Extracted records:
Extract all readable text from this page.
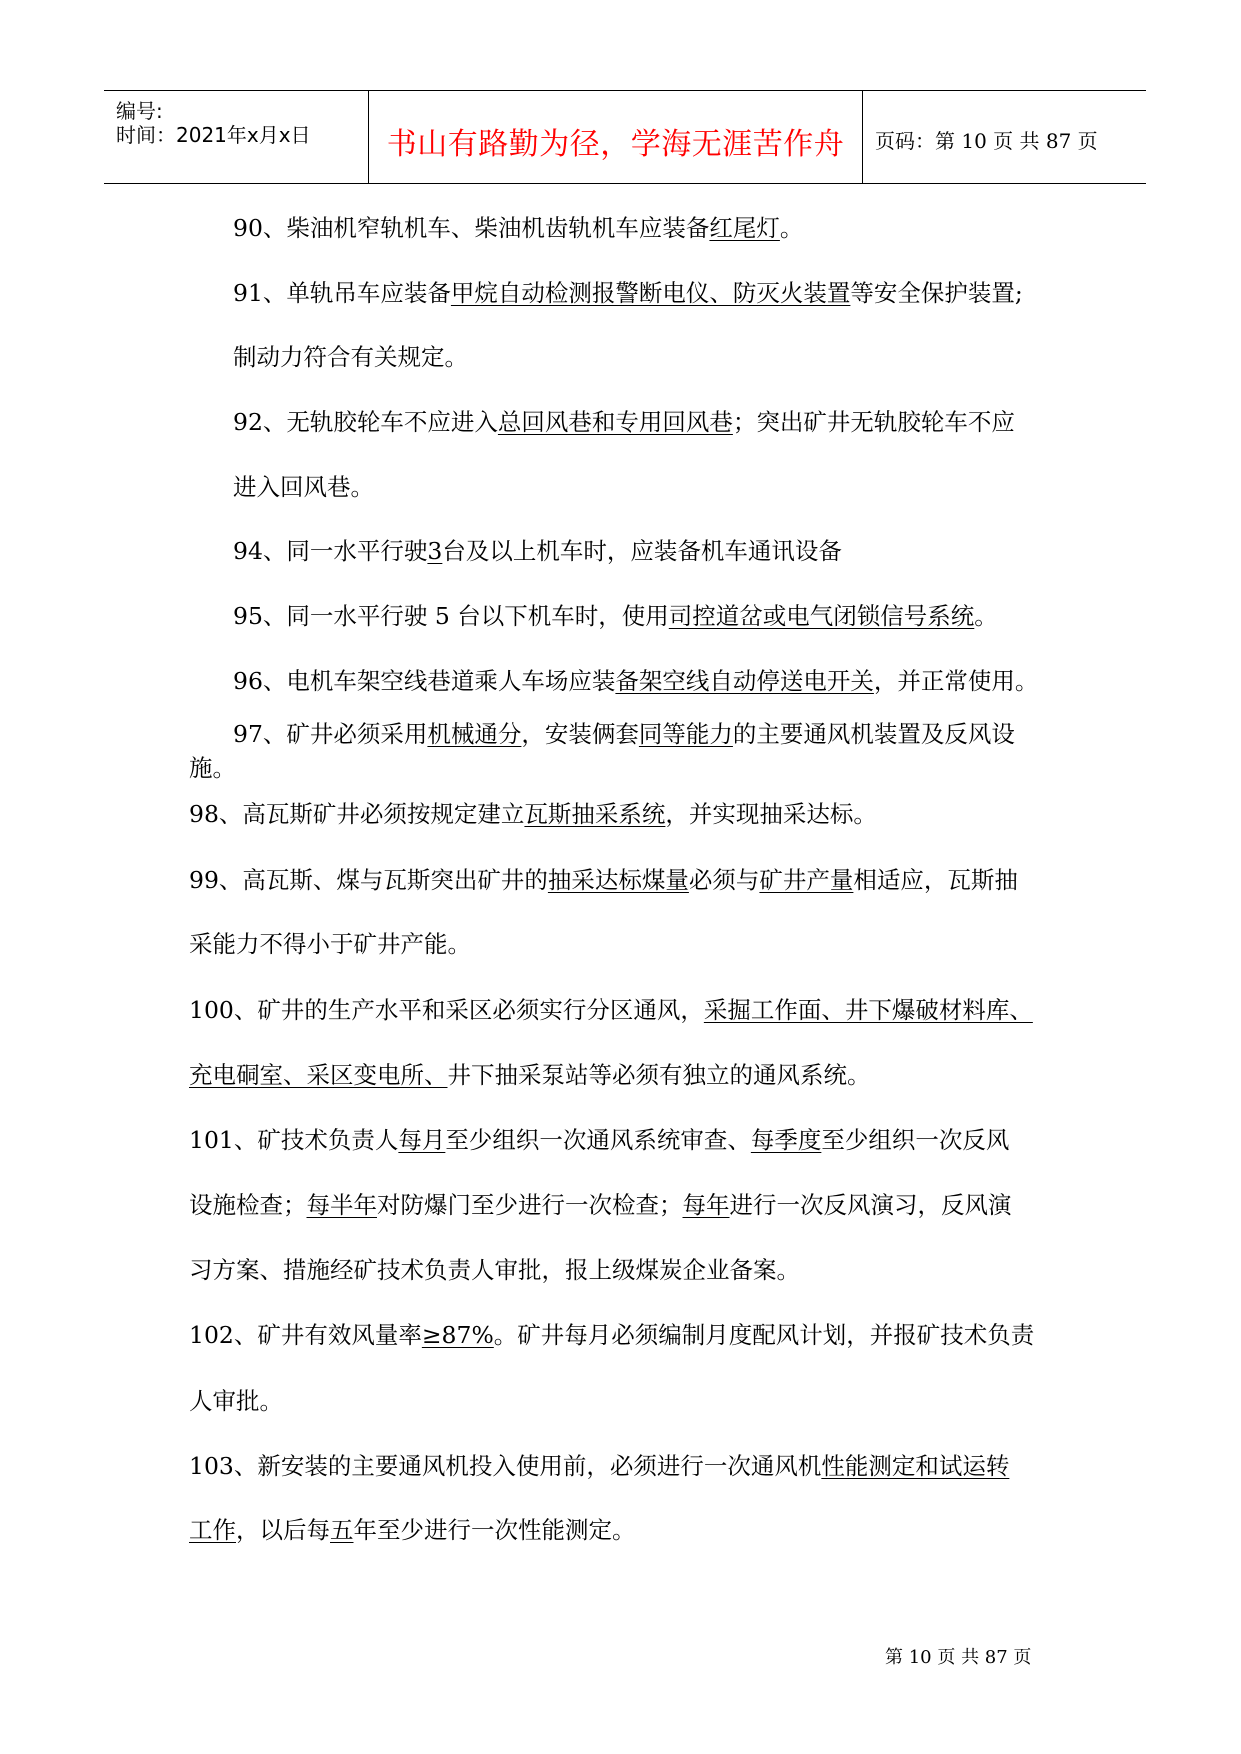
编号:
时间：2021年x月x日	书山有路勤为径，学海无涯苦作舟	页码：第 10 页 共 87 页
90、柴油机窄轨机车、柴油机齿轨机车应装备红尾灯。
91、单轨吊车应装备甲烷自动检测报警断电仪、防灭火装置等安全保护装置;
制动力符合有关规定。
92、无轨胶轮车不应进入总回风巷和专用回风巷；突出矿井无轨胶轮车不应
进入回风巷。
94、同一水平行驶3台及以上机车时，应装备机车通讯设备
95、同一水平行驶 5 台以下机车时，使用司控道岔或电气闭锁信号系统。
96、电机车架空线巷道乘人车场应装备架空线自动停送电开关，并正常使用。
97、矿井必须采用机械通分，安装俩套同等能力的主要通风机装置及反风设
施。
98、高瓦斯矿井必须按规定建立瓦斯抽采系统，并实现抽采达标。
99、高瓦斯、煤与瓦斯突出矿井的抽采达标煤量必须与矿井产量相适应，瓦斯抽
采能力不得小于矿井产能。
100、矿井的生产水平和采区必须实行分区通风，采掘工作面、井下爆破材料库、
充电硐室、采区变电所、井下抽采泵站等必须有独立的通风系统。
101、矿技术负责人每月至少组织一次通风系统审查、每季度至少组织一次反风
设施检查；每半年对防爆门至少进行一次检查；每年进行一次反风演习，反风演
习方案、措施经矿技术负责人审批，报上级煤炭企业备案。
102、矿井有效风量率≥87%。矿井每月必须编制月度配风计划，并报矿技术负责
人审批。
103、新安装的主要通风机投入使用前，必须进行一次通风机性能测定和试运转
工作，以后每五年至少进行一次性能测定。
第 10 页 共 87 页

▶ [What you need to do]: Copy the whole listing above word for word but do not carry over the pictures.

▶ [Problem solution]:
Extract all readable text from this page.
编号:
时间：2021年x月x日	书山有路勤为径，学海无涯苦作舟	页码：第 10 页 共 87 页
90、柴油机窄轨机车、柴油机齿轨机车应装备红尾灯。
91、单轨吊车应装备甲烷自动检测报警断电仪、防灭火装置等安全保护装置;
制动力符合有关规定。
92、无轨胶轮车不应进入总回风巷和专用回风巷；突出矿井无轨胶轮车不应
进入回风巷。
94、同一水平行驶3台及以上机车时，应装备机车通讯设备
95、同一水平行驶 5 台以下机车时，使用司控道岔或电气闭锁信号系统。
96、电机车架空线巷道乘人车场应装备架空线自动停送电开关，并正常使用。
97、矿井必须采用机械通分，安装俩套同等能力的主要通风机装置及反风设
施。
98、高瓦斯矿井必须按规定建立瓦斯抽采系统，并实现抽采达标。
99、高瓦斯、煤与瓦斯突出矿井的抽采达标煤量必须与矿井产量相适应，瓦斯抽
采能力不得小于矿井产能。
100、矿井的生产水平和采区必须实行分区通风，采掘工作面、井下爆破材料库、
充电硐室、采区变电所、井下抽采泵站等必须有独立的通风系统。
101、矿技术负责人每月至少组织一次通风系统审查、每季度至少组织一次反风
设施检查；每半年对防爆门至少进行一次检查；每年进行一次反风演习，反风演
习方案、措施经矿技术负责人审批，报上级煤炭企业备案。
102、矿井有效风量率≥87%。矿井每月必须编制月度配风计划，并报矿技术负责
人审批。
103、新安装的主要通风机投入使用前，必须进行一次通风机性能测定和试运转
工作，以后每五年至少进行一次性能测定。
第 10 页 共 87 页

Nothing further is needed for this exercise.